Instructions for the task: Scan the data below and pick out the lines containing the word "title".
# START OF Data lines
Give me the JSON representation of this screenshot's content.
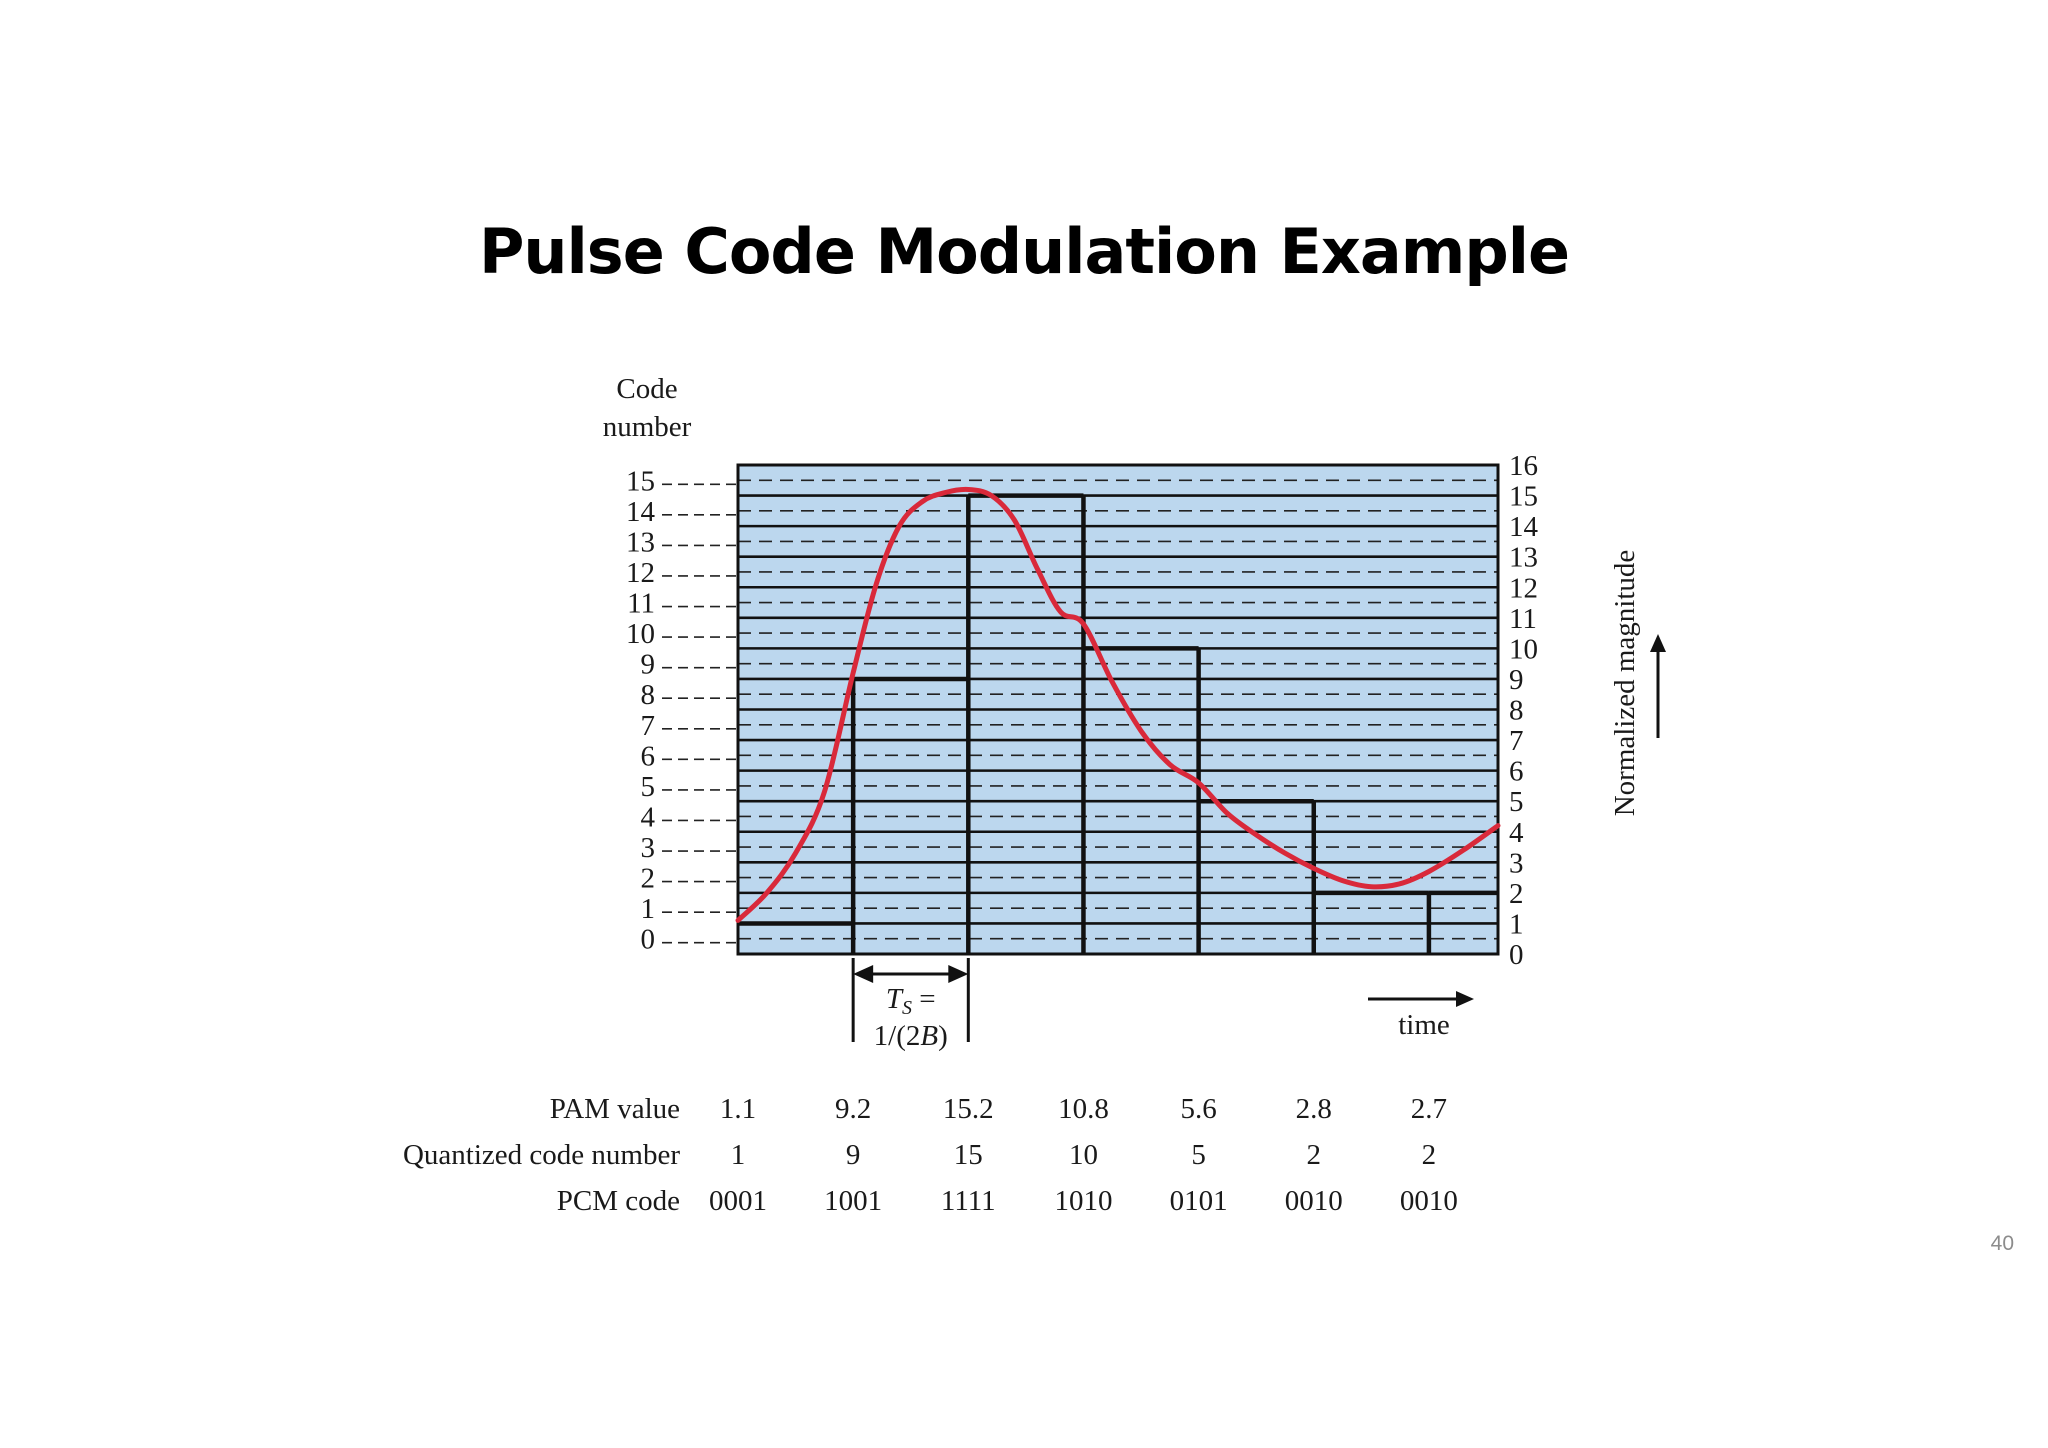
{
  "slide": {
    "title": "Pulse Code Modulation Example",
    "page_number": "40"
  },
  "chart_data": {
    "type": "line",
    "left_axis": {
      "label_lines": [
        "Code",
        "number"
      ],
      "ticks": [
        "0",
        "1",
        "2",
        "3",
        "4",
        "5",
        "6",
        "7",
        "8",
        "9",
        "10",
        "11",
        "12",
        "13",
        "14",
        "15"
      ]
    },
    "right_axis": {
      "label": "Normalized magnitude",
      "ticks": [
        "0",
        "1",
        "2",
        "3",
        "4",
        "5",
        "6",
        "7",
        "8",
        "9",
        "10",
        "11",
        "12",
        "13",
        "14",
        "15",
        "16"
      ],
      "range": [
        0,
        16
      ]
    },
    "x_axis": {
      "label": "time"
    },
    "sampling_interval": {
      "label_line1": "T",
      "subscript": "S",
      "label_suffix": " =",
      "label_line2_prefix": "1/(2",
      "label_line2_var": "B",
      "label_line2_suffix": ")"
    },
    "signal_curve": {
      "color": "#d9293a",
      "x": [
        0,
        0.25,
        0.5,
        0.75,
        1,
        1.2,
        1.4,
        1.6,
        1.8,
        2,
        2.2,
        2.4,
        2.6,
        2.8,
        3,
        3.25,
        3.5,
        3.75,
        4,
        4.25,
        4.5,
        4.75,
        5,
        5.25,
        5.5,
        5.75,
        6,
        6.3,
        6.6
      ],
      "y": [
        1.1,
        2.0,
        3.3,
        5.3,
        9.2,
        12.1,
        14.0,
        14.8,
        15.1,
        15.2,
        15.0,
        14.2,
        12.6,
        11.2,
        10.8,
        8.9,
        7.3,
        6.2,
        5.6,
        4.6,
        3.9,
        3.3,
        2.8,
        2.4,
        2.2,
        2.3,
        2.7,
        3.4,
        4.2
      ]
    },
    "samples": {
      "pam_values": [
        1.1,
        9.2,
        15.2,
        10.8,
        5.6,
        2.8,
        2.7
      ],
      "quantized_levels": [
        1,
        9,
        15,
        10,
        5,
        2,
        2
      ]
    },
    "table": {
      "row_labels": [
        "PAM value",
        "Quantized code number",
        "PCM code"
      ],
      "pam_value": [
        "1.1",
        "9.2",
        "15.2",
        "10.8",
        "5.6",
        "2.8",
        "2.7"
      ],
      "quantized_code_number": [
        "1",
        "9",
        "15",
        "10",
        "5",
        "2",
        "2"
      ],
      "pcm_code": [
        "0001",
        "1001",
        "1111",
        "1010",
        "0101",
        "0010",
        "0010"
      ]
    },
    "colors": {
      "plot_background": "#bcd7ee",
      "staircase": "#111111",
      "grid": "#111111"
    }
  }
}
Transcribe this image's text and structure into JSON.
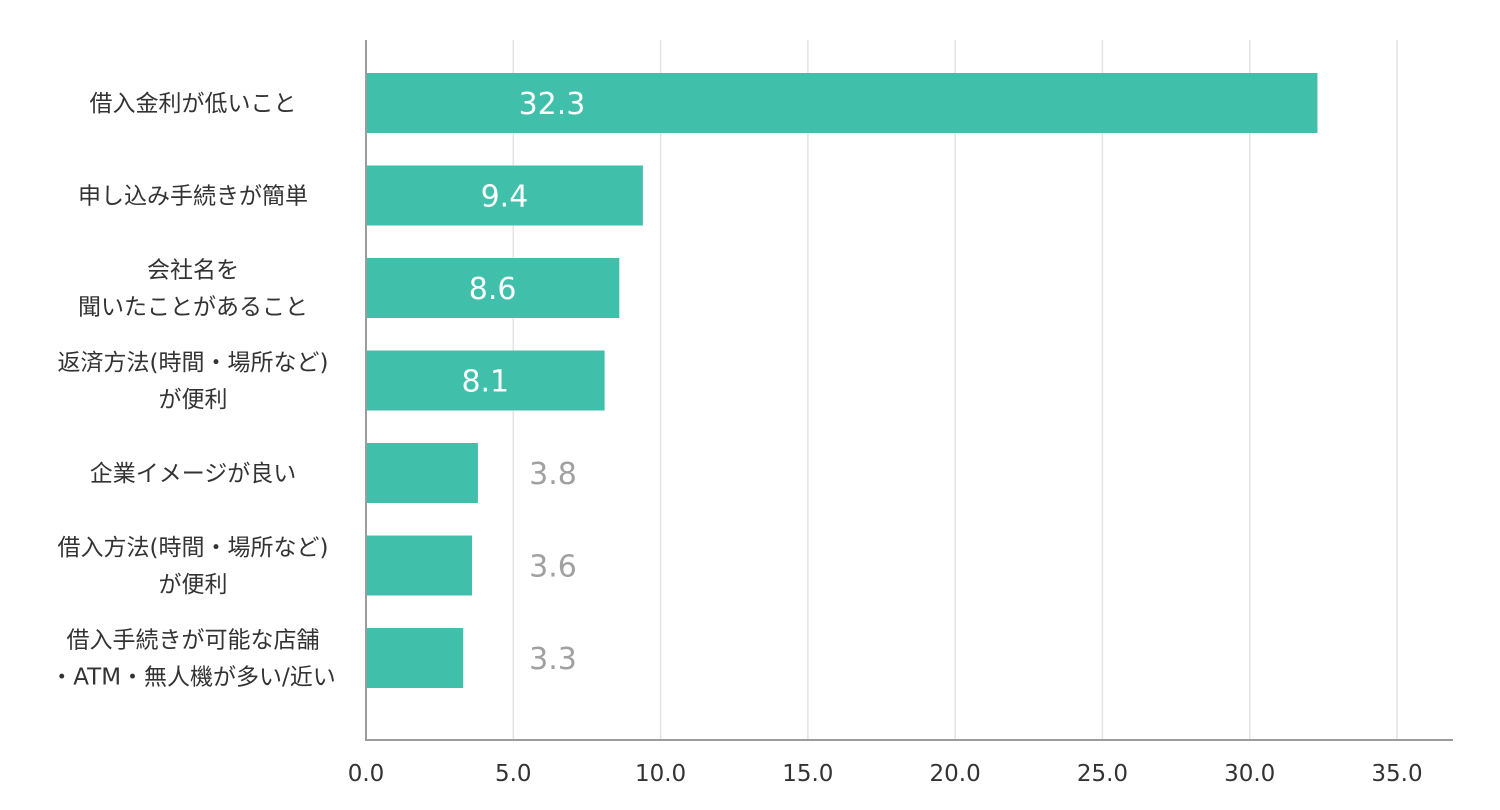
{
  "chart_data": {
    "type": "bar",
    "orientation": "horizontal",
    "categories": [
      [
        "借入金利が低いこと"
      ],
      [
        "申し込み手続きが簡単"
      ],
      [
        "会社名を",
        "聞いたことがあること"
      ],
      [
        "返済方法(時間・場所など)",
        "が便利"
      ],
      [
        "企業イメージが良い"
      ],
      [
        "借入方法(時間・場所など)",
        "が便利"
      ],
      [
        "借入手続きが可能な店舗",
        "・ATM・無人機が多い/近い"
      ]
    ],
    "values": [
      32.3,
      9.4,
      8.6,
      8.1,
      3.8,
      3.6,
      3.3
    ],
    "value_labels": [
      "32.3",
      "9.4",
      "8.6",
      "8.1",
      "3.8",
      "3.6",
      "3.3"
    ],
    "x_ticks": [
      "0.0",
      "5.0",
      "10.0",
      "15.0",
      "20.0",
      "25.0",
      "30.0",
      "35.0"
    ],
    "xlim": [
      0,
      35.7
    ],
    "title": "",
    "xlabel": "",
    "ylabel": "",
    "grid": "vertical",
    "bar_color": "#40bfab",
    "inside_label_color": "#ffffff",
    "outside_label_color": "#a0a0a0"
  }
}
# END OF Data lines
The answer:
    "title": "Pulse Code Modulation Example",
    "title": "",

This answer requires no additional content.